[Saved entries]
>> start

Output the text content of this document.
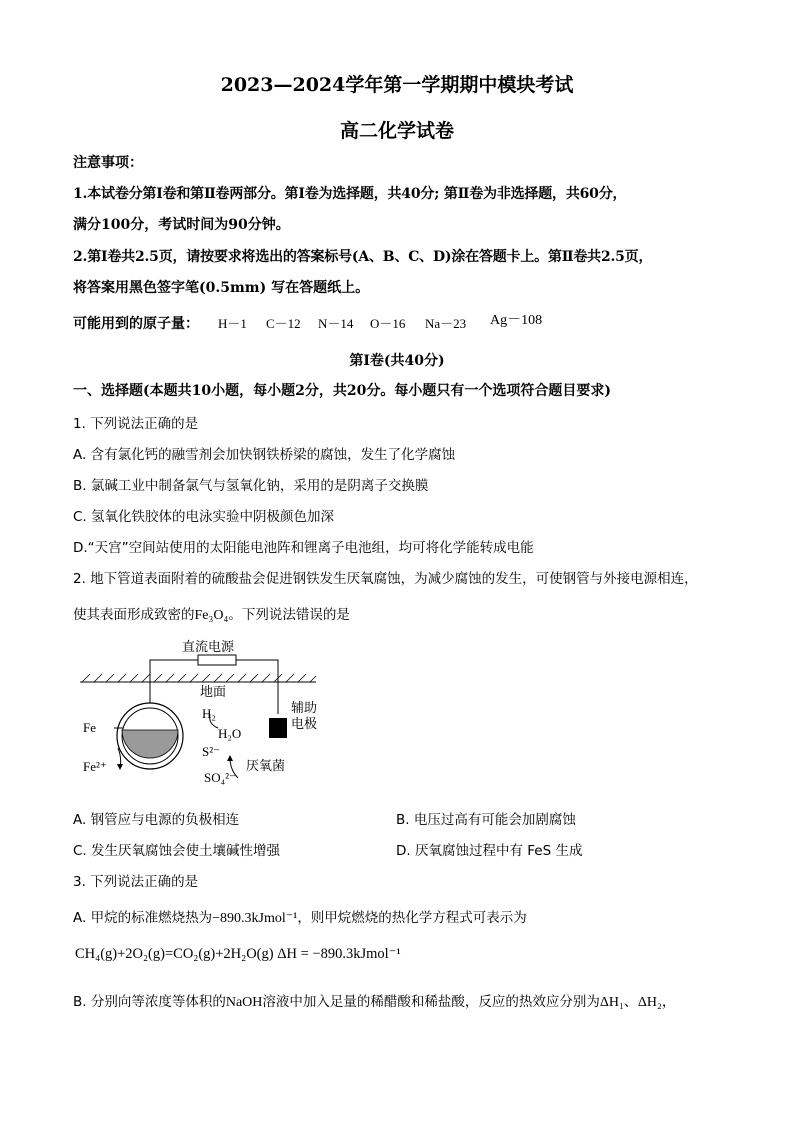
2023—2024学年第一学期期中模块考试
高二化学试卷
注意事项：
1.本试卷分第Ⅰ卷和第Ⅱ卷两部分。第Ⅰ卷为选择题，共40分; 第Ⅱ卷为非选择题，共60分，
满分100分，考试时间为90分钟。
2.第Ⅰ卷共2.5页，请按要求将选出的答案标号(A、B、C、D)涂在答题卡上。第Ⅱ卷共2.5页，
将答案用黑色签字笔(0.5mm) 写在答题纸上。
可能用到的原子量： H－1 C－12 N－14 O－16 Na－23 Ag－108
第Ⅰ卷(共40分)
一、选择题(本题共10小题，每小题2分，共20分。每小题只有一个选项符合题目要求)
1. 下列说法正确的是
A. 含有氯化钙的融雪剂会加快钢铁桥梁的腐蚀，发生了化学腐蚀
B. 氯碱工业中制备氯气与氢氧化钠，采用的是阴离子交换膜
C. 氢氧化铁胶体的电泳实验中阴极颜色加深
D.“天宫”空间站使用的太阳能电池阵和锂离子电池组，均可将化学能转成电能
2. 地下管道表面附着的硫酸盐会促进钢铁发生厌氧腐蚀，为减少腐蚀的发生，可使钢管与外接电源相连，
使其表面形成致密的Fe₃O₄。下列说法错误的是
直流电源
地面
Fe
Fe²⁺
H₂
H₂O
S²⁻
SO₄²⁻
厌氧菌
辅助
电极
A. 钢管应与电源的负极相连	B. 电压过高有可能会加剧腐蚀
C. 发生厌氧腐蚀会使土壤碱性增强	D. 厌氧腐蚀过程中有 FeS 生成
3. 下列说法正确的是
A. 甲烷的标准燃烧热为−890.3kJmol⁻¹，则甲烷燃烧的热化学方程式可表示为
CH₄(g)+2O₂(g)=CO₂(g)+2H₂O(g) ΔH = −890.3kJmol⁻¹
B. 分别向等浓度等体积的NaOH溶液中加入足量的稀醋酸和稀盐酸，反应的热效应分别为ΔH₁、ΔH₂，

>> end
>> start

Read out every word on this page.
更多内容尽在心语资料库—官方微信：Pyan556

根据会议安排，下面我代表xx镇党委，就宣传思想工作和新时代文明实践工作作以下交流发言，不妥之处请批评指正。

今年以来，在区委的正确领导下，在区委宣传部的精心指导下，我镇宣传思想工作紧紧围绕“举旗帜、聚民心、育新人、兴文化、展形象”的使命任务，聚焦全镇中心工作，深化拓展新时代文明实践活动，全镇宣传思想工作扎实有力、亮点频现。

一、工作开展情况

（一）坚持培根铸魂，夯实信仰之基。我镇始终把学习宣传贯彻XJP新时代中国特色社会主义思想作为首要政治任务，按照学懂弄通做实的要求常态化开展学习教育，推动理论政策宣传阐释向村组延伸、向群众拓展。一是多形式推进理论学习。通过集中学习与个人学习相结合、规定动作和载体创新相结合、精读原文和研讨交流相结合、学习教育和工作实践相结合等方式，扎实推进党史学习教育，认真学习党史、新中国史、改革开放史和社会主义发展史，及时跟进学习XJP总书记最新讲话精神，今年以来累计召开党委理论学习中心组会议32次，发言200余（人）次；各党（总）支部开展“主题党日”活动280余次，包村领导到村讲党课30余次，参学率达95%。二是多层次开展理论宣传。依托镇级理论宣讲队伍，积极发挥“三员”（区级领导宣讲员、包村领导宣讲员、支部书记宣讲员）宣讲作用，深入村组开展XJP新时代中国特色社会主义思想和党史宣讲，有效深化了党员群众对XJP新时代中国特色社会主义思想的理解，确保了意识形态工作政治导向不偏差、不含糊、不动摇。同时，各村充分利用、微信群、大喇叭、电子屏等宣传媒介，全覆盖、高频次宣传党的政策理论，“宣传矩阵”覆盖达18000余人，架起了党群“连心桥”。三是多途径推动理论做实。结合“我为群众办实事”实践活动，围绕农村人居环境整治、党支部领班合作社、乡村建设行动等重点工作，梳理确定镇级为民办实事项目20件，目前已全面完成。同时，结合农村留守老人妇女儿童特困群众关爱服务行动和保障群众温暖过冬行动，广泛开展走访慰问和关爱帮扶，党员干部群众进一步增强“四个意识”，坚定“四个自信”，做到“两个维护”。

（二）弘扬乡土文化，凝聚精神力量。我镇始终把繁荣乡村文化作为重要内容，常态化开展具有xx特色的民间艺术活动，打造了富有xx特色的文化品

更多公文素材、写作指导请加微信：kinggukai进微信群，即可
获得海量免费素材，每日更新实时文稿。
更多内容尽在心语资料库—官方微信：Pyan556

>> end

### What is required
Copy every line in the records above that contains the word "this".

### Result
Output the text content of this document.
Read out every word on this page.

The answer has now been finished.